| Short task |
Present every line of the items below as a numbered list, skipping blank lines and omitting the pictures.

Visual layout annotation data:
══════════════════════════════
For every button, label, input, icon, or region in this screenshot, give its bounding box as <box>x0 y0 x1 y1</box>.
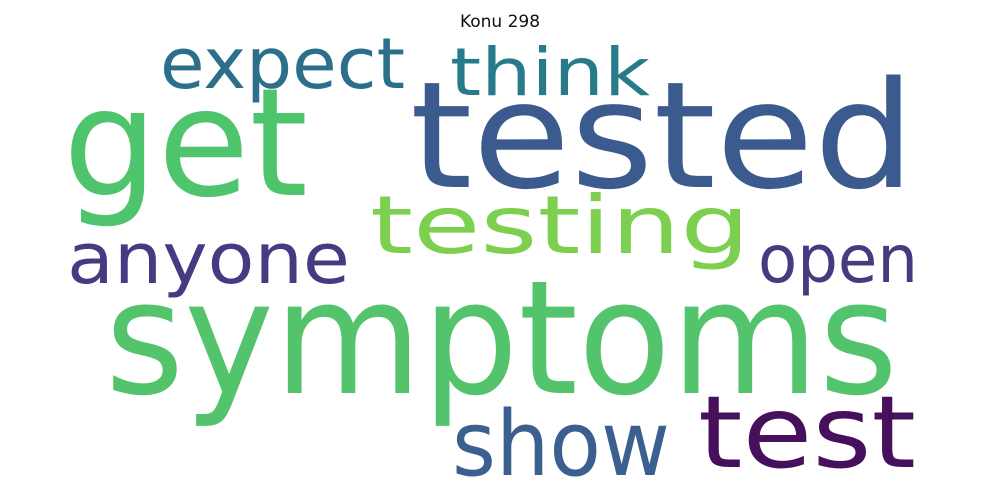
word-anyone: anyone <box>67 218 350 300</box>
word-open: open <box>758 221 918 298</box>
word-symptoms: symptoms <box>105 247 898 431</box>
word-test: test <box>698 374 916 491</box>
word-get: get <box>63 57 308 231</box>
chart-title: Konu 298 <box>459 12 541 32</box>
word-expect: expect <box>160 23 405 105</box>
word-show: show <box>452 392 670 497</box>
word-think: think <box>450 34 651 111</box>
word-tested: tested <box>410 50 915 222</box>
word-testing: testing <box>370 179 750 272</box>
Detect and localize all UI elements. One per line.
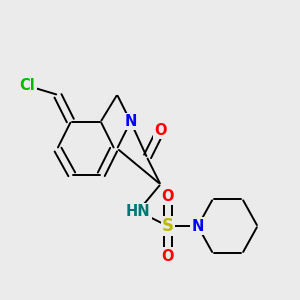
══════════════════════════════
| Task result |
1. For every button, label, input, icon, or region in this screenshot, give its bounding box as <box>x0 y0 x1 y1</box>.
2. word-anyone: anyone <box>67 218 350 300</box>
3. word-open: open <box>758 221 918 298</box>
4. word-symptoms: symptoms <box>105 247 898 431</box>
5. word-test: test <box>698 374 916 491</box>
6. word-get: get <box>63 57 308 231</box>
7. chart-title: Konu 298 <box>459 12 541 32</box>
8. word-expect: expect <box>160 23 405 105</box>
9. word-show: show <box>452 392 670 497</box>
10. word-think: think <box>450 34 651 111</box>
11. word-tested: tested <box>410 50 915 222</box>
12. word-testing: testing <box>370 179 750 272</box>
13. Detect and localize all UI elements. One per line.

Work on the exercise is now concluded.